--- PROMPT ---
Set down all of the data exactly as it appears.

--- TASK INPUTS ---
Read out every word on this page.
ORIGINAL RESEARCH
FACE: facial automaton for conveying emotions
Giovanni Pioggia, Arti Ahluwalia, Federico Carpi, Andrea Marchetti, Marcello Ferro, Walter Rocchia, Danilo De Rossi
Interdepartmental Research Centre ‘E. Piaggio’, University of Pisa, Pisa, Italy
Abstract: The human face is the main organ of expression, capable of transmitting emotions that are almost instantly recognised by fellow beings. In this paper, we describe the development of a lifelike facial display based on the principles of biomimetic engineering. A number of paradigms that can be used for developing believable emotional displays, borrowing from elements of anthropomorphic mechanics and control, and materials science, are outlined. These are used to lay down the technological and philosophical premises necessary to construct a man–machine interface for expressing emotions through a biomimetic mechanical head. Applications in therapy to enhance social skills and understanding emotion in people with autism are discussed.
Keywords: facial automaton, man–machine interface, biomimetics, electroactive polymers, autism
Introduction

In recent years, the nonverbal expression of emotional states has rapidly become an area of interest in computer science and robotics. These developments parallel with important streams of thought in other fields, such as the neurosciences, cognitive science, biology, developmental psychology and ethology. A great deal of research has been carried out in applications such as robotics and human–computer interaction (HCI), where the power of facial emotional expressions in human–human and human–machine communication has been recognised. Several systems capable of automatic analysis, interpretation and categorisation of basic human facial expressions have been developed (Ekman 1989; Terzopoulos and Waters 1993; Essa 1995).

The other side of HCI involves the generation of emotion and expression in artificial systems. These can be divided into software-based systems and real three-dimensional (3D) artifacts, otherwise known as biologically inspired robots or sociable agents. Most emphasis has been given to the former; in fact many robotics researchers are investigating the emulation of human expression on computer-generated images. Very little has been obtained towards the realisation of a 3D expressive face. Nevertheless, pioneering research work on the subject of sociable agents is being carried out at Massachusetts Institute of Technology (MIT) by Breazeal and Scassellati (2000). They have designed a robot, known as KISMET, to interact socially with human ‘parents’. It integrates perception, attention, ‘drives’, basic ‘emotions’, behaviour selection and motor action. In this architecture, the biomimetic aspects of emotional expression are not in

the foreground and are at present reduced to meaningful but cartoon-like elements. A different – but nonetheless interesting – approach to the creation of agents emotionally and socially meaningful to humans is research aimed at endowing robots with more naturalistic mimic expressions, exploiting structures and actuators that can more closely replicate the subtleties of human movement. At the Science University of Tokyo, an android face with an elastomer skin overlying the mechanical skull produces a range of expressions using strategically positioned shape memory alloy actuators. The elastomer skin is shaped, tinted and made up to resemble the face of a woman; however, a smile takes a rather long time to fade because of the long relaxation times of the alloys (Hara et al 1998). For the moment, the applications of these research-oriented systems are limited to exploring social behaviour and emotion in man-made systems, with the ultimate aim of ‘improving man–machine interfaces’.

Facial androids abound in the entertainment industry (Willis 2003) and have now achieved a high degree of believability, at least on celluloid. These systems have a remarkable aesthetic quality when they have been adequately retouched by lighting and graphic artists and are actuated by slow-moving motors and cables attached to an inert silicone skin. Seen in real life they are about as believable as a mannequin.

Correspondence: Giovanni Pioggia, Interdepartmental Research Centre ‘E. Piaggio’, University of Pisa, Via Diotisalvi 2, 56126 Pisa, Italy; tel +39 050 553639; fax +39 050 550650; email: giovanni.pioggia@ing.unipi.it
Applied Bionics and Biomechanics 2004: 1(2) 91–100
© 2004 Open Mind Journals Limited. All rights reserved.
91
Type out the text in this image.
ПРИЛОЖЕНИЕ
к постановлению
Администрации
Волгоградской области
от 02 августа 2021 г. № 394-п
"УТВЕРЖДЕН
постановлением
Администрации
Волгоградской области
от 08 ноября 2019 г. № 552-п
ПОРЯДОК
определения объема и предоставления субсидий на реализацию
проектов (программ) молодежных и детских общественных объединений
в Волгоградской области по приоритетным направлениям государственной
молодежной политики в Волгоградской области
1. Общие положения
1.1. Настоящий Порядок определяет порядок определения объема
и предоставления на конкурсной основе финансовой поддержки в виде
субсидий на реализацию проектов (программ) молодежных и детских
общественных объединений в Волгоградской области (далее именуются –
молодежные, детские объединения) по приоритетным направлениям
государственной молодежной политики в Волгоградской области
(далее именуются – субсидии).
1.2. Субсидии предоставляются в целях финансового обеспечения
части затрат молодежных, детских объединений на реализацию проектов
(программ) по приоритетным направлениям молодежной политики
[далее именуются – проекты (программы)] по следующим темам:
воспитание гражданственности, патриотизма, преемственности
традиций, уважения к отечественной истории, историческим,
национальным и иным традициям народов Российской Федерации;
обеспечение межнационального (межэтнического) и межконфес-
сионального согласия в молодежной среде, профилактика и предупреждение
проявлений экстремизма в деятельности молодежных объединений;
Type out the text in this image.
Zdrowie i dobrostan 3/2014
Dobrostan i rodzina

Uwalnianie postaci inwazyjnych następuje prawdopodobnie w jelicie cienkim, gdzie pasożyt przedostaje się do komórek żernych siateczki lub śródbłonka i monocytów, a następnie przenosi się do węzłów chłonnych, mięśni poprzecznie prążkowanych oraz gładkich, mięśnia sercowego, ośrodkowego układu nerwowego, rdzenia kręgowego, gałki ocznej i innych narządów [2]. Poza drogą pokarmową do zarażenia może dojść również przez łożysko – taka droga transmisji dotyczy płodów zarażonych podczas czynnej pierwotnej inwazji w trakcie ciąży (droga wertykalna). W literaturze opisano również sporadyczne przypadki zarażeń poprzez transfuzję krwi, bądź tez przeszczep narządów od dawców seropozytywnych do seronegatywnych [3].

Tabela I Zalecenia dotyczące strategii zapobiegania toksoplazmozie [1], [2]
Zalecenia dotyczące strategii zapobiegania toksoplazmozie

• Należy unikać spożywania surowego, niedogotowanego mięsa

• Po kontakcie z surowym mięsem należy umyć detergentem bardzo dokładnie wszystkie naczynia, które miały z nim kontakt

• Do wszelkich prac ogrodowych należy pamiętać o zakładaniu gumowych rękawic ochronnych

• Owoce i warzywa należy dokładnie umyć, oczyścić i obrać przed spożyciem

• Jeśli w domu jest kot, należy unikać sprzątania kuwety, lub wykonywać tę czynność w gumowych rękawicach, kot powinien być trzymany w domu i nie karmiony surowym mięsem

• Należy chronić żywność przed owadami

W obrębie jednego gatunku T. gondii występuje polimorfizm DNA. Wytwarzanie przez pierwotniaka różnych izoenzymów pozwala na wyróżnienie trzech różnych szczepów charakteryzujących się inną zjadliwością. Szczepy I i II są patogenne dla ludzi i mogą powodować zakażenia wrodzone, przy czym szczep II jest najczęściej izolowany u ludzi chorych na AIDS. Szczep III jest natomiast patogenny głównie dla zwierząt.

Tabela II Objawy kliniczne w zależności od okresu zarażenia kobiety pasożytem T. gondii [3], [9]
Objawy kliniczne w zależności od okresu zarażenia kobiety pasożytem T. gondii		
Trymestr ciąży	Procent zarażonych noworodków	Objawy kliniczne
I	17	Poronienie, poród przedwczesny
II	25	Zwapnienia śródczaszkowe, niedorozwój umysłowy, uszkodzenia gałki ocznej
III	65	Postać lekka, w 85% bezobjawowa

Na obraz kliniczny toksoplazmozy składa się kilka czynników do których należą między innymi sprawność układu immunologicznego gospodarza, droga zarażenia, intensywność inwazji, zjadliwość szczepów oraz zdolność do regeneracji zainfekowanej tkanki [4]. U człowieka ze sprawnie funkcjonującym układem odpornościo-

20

--- COMPLETE OUTPUT ---
Read out every word on this page.
ORIGINAL RESEARCH
FACE: facial automaton for conveying emotions
Giovanni Pioggia, Arti Ahluwalia, Federico Carpi, Andrea Marchetti, Marcello Ferro, Walter Rocchia, Danilo De Rossi
Interdepartmental Research Centre ‘E. Piaggio’, University of Pisa, Pisa, Italy
Abstract: The human face is the main organ of expression, capable of transmitting emotions that are almost instantly recognised by fellow beings. In this paper, we describe the development of a lifelike facial display based on the principles of biomimetic engineering. A number of paradigms that can be used for developing believable emotional displays, borrowing from elements of anthropomorphic mechanics and control, and materials science, are outlined. These are used to lay down the technological and philosophical premises necessary to construct a man–machine interface for expressing emotions through a biomimetic mechanical head. Applications in therapy to enhance social skills and understanding emotion in people with autism are discussed.
Keywords: facial automaton, man–machine interface, biomimetics, electroactive polymers, autism
Introduction

In recent years, the nonverbal expression of emotional states has rapidly become an area of interest in computer science and robotics. These developments parallel with important streams of thought in other fields, such as the neurosciences, cognitive science, biology, developmental psychology and ethology. A great deal of research has been carried out in applications such as robotics and human–computer interaction (HCI), where the power of facial emotional expressions in human–human and human–machine communication has been recognised. Several systems capable of automatic analysis, interpretation and categorisation of basic human facial expressions have been developed (Ekman 1989; Terzopoulos and Waters 1993; Essa 1995).

The other side of HCI involves the generation of emotion and expression in artificial systems. These can be divided into software-based systems and real three-dimensional (3D) artifacts, otherwise known as biologically inspired robots or sociable agents. Most emphasis has been given to the former; in fact many robotics researchers are investigating the emulation of human expression on computer-generated images. Very little has been obtained towards the realisation of a 3D expressive face. Nevertheless, pioneering research work on the subject of sociable agents is being carried out at Massachusetts Institute of Technology (MIT) by Breazeal and Scassellati (2000). They have designed a robot, known as KISMET, to interact socially with human ‘parents’. It integrates perception, attention, ‘drives’, basic ‘emotions’, behaviour selection and motor action. In this architecture, the biomimetic aspects of emotional expression are not in

the foreground and are at present reduced to meaningful but cartoon-like elements. A different – but nonetheless interesting – approach to the creation of agents emotionally and socially meaningful to humans is research aimed at endowing robots with more naturalistic mimic expressions, exploiting structures and actuators that can more closely replicate the subtleties of human movement. At the Science University of Tokyo, an android face with an elastomer skin overlying the mechanical skull produces a range of expressions using strategically positioned shape memory alloy actuators. The elastomer skin is shaped, tinted and made up to resemble the face of a woman; however, a smile takes a rather long time to fade because of the long relaxation times of the alloys (Hara et al 1998). For the moment, the applications of these research-oriented systems are limited to exploring social behaviour and emotion in man-made systems, with the ultimate aim of ‘improving man–machine interfaces’.

Facial androids abound in the entertainment industry (Willis 2003) and have now achieved a high degree of believability, at least on celluloid. These systems have a remarkable aesthetic quality when they have been adequately retouched by lighting and graphic artists and are actuated by slow-moving motors and cables attached to an inert silicone skin. Seen in real life they are about as believable as a mannequin.

Correspondence: Giovanni Pioggia, Interdepartmental Research Centre ‘E. Piaggio’, University of Pisa, Via Diotisalvi 2, 56126 Pisa, Italy; tel +39 050 553639; fax +39 050 550650; email: giovanni.pioggia@ing.unipi.it
Applied Bionics and Biomechanics 2004: 1(2) 91–100
© 2004 Open Mind Journals Limited. All rights reserved.
91
Type out the text in this image.
ПРИЛОЖЕНИЕ
к постановлению
Администрации
Волгоградской области
от 02 августа 2021 г. № 394-п
"УТВЕРЖДЕН
постановлением
Администрации
Волгоградской области
от 08 ноября 2019 г. № 552-п
ПОРЯДОК
определения объема и предоставления субсидий на реализацию
проектов (программ) молодежных и детских общественных объединений
в Волгоградской области по приоритетным направлениям государственной
молодежной политики в Волгоградской области
1. Общие положения
1.1. Настоящий Порядок определяет порядок определения объема
и предоставления на конкурсной основе финансовой поддержки в виде
субсидий на реализацию проектов (программ) молодежных и детских
общественных объединений в Волгоградской области (далее именуются –
молодежные, детские объединения) по приоритетным направлениям
государственной молодежной политики в Волгоградской области
(далее именуются – субсидии).
1.2. Субсидии предоставляются в целях финансового обеспечения
части затрат молодежных, детских объединений на реализацию проектов
(программ) по приоритетным направлениям молодежной политики
[далее именуются – проекты (программы)] по следующим темам:
воспитание гражданственности, патриотизма, преемственности
традиций, уважения к отечественной истории, историческим,
национальным и иным традициям народов Российской Федерации;
обеспечение межнационального (межэтнического) и межконфес-
сионального согласия в молодежной среде, профилактика и предупреждение
проявлений экстремизма в деятельности молодежных объединений;
Type out the text in this image.
Zdrowie i dobrostan 3/2014
Dobrostan i rodzina

Uwalnianie postaci inwazyjnych następuje prawdopodobnie w jelicie cienkim, gdzie pasożyt przedostaje się do komórek żernych siateczki lub śródbłonka i monocytów, a następnie przenosi się do węzłów chłonnych, mięśni poprzecznie prążkowanych oraz gładkich, mięśnia sercowego, ośrodkowego układu nerwowego, rdzenia kręgowego, gałki ocznej i innych narządów [2]. Poza drogą pokarmową do zarażenia może dojść również przez łożysko – taka droga transmisji dotyczy płodów zarażonych podczas czynnej pierwotnej inwazji w trakcie ciąży (droga wertykalna). W literaturze opisano również sporadyczne przypadki zarażeń poprzez transfuzję krwi, bądź tez przeszczep narządów od dawców seropozytywnych do seronegatywnych [3].

Tabela I Zalecenia dotyczące strategii zapobiegania toksoplazmozie [1], [2]
Zalecenia dotyczące strategii zapobiegania toksoplazmozie

• Należy unikać spożywania surowego, niedogotowanego mięsa

• Po kontakcie z surowym mięsem należy umyć detergentem bardzo dokładnie wszystkie naczynia, które miały z nim kontakt

• Do wszelkich prac ogrodowych należy pamiętać o zakładaniu gumowych rękawic ochronnych

• Owoce i warzywa należy dokładnie umyć, oczyścić i obrać przed spożyciem

• Jeśli w domu jest kot, należy unikać sprzątania kuwety, lub wykonywać tę czynność w gumowych rękawicach, kot powinien być trzymany w domu i nie karmiony surowym mięsem

• Należy chronić żywność przed owadami

W obrębie jednego gatunku T. gondii występuje polimorfizm DNA. Wytwarzanie przez pierwotniaka różnych izoenzymów pozwala na wyróżnienie trzech różnych szczepów charakteryzujących się inną zjadliwością. Szczepy I i II są patogenne dla ludzi i mogą powodować zakażenia wrodzone, przy czym szczep II jest najczęściej izolowany u ludzi chorych na AIDS. Szczep III jest natomiast patogenny głównie dla zwierząt.

Tabela II Objawy kliniczne w zależności od okresu zarażenia kobiety pasożytem T. gondii [3], [9]
Objawy kliniczne w zależności od okresu zarażenia kobiety pasożytem T. gondii		
Trymestr ciąży	Procent zarażonych noworodków	Objawy kliniczne
I	17	Poronienie, poród przedwczesny
II	25	Zwapnienia śródczaszkowe, niedorozwój umysłowy, uszkodzenia gałki ocznej
III	65	Postać lekka, w 85% bezobjawowa

Na obraz kliniczny toksoplazmozy składa się kilka czynników do których należą między innymi sprawność układu immunologicznego gospodarza, droga zarażenia, intensywność inwazji, zjadliwość szczepów oraz zdolność do regeneracji zainfekowanej tkanki [4]. U człowieka ze sprawnie funkcjonującym układem odpornościo-

20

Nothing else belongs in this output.